§ **Required task**: Copy the records from the line with "I need the location" to the line with "error-bar-V1-D3 bbox=[744, 269, 772, 375]", both included, and change every "legend-swatch" to "legend-marker". Leave everything else the same, and give only those lines.

§ **Information supplied**:
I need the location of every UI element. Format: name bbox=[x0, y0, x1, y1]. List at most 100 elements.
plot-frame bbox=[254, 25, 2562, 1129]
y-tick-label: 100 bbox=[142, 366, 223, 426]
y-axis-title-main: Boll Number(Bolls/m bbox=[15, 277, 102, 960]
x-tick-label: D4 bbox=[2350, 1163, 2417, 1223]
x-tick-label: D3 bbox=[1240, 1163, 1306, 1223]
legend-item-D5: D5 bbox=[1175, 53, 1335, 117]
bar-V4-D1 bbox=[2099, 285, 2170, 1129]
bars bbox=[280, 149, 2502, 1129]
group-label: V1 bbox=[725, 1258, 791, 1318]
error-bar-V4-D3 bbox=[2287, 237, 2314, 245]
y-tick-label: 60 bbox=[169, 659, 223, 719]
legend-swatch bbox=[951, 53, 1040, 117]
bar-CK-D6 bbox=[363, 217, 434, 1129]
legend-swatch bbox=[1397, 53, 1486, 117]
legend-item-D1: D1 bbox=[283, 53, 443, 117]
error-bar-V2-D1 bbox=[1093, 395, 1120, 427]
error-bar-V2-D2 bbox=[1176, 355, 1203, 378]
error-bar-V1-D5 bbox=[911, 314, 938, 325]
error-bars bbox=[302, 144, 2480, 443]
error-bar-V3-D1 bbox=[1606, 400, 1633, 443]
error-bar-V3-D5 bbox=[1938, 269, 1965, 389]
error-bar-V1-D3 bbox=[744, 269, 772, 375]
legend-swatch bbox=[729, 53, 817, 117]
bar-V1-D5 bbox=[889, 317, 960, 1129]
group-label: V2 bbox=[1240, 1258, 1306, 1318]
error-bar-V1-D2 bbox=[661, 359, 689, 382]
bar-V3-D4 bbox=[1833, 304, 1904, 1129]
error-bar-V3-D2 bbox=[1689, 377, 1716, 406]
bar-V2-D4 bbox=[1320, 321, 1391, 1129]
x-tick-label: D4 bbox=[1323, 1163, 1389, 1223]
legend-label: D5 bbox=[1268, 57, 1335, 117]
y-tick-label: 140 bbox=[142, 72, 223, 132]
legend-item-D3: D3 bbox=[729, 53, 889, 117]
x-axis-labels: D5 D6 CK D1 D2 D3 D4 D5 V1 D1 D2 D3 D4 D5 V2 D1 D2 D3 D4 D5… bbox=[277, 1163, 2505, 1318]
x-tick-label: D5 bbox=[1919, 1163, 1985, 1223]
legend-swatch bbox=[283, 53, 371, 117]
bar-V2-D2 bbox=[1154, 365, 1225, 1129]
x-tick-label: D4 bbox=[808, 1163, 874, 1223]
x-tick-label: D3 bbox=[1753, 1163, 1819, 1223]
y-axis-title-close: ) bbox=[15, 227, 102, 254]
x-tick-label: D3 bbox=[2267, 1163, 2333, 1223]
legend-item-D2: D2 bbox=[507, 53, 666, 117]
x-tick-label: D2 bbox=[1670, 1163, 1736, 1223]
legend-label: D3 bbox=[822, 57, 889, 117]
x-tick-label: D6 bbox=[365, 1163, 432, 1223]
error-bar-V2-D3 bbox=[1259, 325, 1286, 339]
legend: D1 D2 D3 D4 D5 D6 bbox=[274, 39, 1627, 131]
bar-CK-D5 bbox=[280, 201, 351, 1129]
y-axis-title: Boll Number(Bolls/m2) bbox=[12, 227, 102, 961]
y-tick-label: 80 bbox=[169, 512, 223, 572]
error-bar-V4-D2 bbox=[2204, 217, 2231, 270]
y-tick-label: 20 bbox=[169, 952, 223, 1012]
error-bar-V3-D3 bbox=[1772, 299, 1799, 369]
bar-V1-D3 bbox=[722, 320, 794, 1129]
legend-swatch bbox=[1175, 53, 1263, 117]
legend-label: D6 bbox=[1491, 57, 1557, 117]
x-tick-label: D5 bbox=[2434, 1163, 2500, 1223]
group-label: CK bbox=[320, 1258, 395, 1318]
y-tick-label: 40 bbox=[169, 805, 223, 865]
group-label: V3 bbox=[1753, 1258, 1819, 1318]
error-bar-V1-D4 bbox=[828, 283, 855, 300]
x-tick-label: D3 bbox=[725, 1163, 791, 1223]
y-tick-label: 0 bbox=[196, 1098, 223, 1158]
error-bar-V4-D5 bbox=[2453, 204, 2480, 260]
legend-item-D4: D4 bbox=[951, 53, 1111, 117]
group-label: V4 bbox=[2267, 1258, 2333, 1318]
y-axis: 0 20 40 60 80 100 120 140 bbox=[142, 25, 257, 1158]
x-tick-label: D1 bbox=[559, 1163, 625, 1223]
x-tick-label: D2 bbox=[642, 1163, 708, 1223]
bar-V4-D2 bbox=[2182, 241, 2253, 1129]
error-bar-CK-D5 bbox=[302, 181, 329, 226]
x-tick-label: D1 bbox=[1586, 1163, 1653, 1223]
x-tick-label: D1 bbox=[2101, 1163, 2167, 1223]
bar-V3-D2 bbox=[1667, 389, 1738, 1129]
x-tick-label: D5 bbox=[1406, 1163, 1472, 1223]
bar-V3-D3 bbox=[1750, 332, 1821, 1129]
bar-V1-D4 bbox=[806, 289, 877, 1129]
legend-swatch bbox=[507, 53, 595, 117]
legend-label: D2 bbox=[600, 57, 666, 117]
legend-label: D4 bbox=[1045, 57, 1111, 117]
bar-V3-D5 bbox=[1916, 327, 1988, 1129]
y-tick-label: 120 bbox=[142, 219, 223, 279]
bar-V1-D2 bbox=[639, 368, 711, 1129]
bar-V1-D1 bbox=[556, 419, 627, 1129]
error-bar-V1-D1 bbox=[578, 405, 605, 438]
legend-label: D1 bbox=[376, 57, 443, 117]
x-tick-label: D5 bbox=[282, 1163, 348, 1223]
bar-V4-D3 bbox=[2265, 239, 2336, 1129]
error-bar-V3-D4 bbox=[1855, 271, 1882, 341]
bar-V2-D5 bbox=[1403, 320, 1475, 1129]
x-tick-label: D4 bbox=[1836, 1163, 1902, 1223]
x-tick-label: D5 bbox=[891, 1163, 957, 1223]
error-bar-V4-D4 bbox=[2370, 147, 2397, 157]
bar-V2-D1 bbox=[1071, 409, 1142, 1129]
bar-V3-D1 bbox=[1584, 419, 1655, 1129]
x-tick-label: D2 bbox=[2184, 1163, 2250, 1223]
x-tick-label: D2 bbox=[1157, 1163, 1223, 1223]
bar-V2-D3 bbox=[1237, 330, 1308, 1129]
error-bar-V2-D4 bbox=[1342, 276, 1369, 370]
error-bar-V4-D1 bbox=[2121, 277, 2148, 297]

--

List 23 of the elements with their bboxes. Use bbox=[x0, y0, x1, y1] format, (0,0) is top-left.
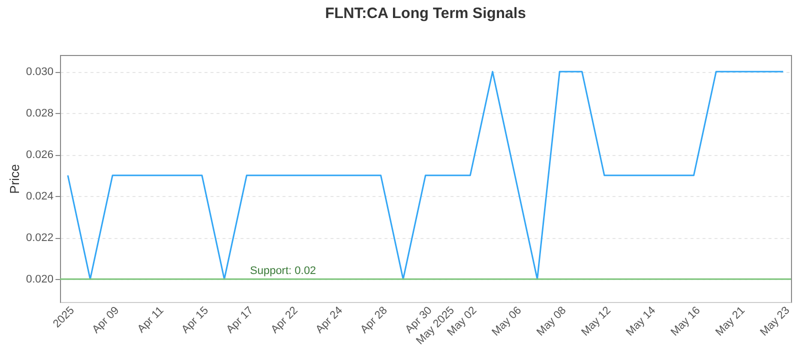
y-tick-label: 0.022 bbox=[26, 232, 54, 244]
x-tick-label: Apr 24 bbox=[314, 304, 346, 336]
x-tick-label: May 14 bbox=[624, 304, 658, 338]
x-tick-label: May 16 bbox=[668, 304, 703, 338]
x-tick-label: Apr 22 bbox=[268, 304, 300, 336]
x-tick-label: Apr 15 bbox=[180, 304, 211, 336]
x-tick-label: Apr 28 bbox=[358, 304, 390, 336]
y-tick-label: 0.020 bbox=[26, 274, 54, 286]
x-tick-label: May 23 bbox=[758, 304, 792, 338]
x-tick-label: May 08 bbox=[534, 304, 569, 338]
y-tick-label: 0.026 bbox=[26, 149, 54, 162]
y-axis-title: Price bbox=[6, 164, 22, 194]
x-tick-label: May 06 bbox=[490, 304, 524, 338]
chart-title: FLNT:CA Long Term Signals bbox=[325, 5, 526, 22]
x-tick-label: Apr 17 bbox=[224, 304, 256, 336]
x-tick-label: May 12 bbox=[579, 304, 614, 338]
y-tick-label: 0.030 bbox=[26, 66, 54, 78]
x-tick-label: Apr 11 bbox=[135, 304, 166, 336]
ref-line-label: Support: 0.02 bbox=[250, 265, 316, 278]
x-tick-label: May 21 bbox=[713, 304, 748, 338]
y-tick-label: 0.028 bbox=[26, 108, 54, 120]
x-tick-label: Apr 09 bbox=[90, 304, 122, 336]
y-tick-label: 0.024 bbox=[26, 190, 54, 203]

...

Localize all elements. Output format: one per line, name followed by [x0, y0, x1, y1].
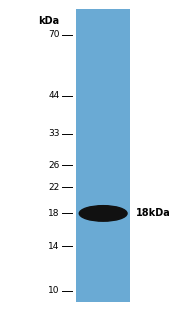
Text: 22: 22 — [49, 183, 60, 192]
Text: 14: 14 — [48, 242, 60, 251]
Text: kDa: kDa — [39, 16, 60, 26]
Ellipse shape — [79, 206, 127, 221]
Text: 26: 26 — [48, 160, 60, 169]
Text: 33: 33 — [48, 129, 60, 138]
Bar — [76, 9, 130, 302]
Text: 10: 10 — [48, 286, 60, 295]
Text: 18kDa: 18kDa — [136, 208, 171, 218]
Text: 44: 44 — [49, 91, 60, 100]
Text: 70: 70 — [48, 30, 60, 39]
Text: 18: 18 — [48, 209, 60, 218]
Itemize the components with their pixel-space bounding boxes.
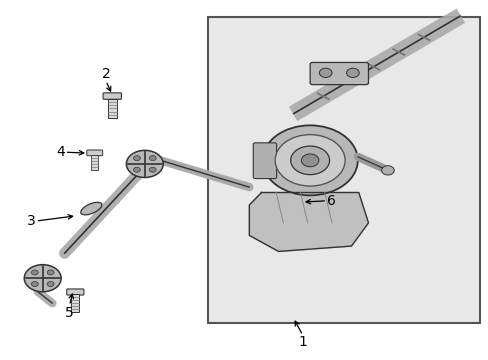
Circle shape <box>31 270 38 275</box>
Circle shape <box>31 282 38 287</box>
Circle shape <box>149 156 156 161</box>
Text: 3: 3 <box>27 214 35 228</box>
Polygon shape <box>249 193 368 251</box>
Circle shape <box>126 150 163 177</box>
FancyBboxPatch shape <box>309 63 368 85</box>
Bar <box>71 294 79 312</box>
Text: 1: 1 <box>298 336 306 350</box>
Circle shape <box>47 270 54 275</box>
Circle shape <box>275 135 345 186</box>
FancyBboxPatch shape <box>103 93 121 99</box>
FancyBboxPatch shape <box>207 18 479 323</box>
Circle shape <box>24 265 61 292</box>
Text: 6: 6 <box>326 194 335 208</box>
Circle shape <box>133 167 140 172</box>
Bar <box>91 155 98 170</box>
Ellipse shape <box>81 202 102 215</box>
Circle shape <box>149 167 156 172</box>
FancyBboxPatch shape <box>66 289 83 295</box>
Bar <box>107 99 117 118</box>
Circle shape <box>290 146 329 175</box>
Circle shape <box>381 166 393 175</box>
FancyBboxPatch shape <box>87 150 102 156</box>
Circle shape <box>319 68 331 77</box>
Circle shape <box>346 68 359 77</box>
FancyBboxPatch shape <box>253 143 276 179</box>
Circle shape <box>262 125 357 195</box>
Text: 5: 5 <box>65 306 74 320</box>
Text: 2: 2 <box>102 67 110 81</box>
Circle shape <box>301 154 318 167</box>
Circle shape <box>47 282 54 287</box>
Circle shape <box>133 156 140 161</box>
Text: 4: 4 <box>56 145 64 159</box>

§ **Solution for this problem**:
I need the location of every UI element. Format: name bbox=[x0, y0, x1, y1]. List at most 100 elements.
plot-frame bbox=[254, 25, 2562, 1129]
y-tick-label: 100 bbox=[142, 366, 223, 426]
y-axis-title-main: Boll Number(Bolls/m bbox=[15, 277, 102, 960]
x-tick-label: D4 bbox=[2350, 1163, 2417, 1223]
x-tick-label: D3 bbox=[1240, 1163, 1306, 1223]
legend-item-D5: D5 bbox=[1175, 53, 1335, 117]
bar-V4-D1 bbox=[2099, 285, 2170, 1129]
bars bbox=[280, 149, 2502, 1129]
group-label: V1 bbox=[725, 1258, 791, 1318]
error-bar-V4-D3 bbox=[2287, 237, 2314, 245]
y-tick-label: 60 bbox=[169, 659, 223, 719]
legend-marker bbox=[951, 53, 1040, 117]
bar-CK-D6 bbox=[363, 217, 434, 1129]
legend-marker bbox=[1397, 53, 1486, 117]
legend-item-D1: D1 bbox=[283, 53, 443, 117]
error-bar-V2-D1 bbox=[1093, 395, 1120, 427]
error-bar-V2-D2 bbox=[1176, 355, 1203, 378]
error-bar-V1-D5 bbox=[911, 314, 938, 325]
error-bars bbox=[302, 144, 2480, 443]
error-bar-V3-D1 bbox=[1606, 400, 1633, 443]
error-bar-V3-D5 bbox=[1938, 269, 1965, 389]
error-bar-V1-D3 bbox=[744, 269, 772, 375]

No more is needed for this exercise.